» WHAT NEEDS TO BE DONE: Below is some material; set it all down exactly, apart from the pictures.

------ PROVIDED MATERIAL

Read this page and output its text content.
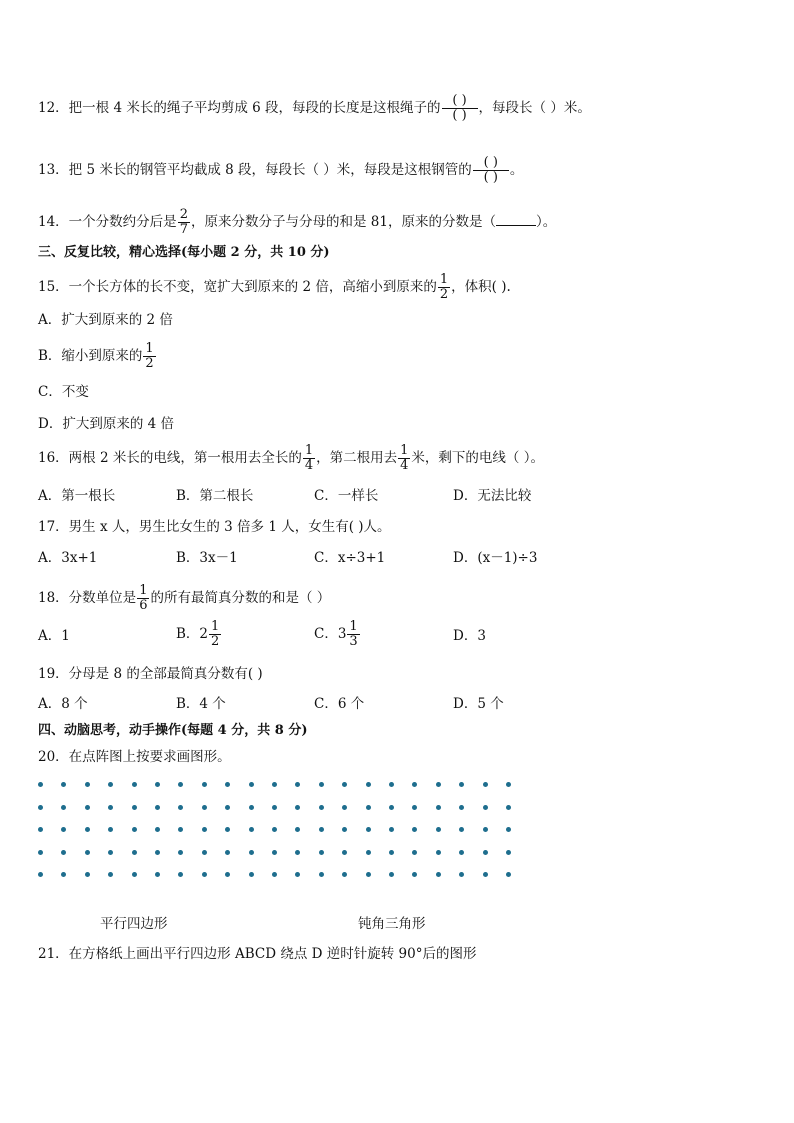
12．把一根 4 米长的绳子平均剪成 6 段，每段的长度是这根绳子的 $\frac{( )}{( )}$ ，每段长（ ）米。
13．把 5 米长的钢管平均截成 8 段，每段长（ ）米，每段是这根钢管的 $\frac{( )}{( )}$ 。
14．一个分数约分后是 $\frac{2}{7}$ ，原来分数分子与分母的和是 81，原来的分数是（	）。
三、反复比较，精心选择(每小题 2 分，共 10 分)
15．一个长方体的长不变，宽扩大到原来的 2 倍，高缩小到原来的 $\frac{1}{2}$ ，体积( ).
A．扩大到原来的 2 倍
B．缩小到原来的 $\frac{1}{2}$
C．不变
D．扩大到原来的 4 倍
16．两根 2 米长的电线，第一根用去全长的 $\frac{1}{4}$ ，第二根用去 $\frac{1}{4}$ 米，剩下的电线（ ）。
A．第一根长	B．第二根长	C．一样长	D．无法比较
17．男生 x 人，男生比女生的 3 倍多 1 人，女生有( )人。
A．3x+1	B．3x－1	C．x÷3+1	D．(x－1)÷3
18．分数单位是 $\frac{1}{6}$ 的所有最简真分数的和是（ ）
A．1	B．$2 \frac{1}{2}$	C．$3 \frac{1}{3}$	D．3
19．分母是 8 的全部最简真分数有( )
A．8 个	B．4 个	C．6 个	D．5 个
四、动脑思考，动手操作(每题 4 分，共 8 分)
20．在点阵图上按要求画图形。
平行四边形	钝角三角形
21．在方格纸上画出平行四边形 ABCD 绕点 D 逆时针旋转 90°后的图形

------------

» FINISHED EXERCISE:
Read this page and output its text content.
12．把一根 4 米长的绳子平均剪成 6 段，每段的长度是这根绳子的 $\frac{( )}{( )}$ ，每段长（ ）米。
13．把 5 米长的钢管平均截成 8 段，每段长（ ）米，每段是这根钢管的 $\frac{( )}{( )}$ 。
14．一个分数约分后是 $\frac{2}{7}$ ，原来分数分子与分母的和是 81，原来的分数是（	）。
三、反复比较，精心选择(每小题 2 分，共 10 分)
15．一个长方体的长不变，宽扩大到原来的 2 倍，高缩小到原来的 $\frac{1}{2}$ ，体积( ).
A．扩大到原来的 2 倍
B．缩小到原来的 $\frac{1}{2}$
C．不变
D．扩大到原来的 4 倍
16．两根 2 米长的电线，第一根用去全长的 $\frac{1}{4}$ ，第二根用去 $\frac{1}{4}$ 米，剩下的电线（ ）。
A．第一根长	B．第二根长	C．一样长	D．无法比较
17．男生 x 人，男生比女生的 3 倍多 1 人，女生有( )人。
A．3x+1	B．3x－1	C．x÷3+1	D．(x－1)÷3
18．分数单位是 $\frac{1}{6}$ 的所有最简真分数的和是（ ）
A．1	B．$2 \frac{1}{2}$	C．$3 \frac{1}{3}$	D．3
19．分母是 8 的全部最简真分数有( )
A．8 个	B．4 个	C．6 个	D．5 个
四、动脑思考，动手操作(每题 4 分，共 8 分)
20．在点阵图上按要求画图形。
平行四边形	钝角三角形
21．在方格纸上画出平行四边形 ABCD 绕点 D 逆时针旋转 90°后的图形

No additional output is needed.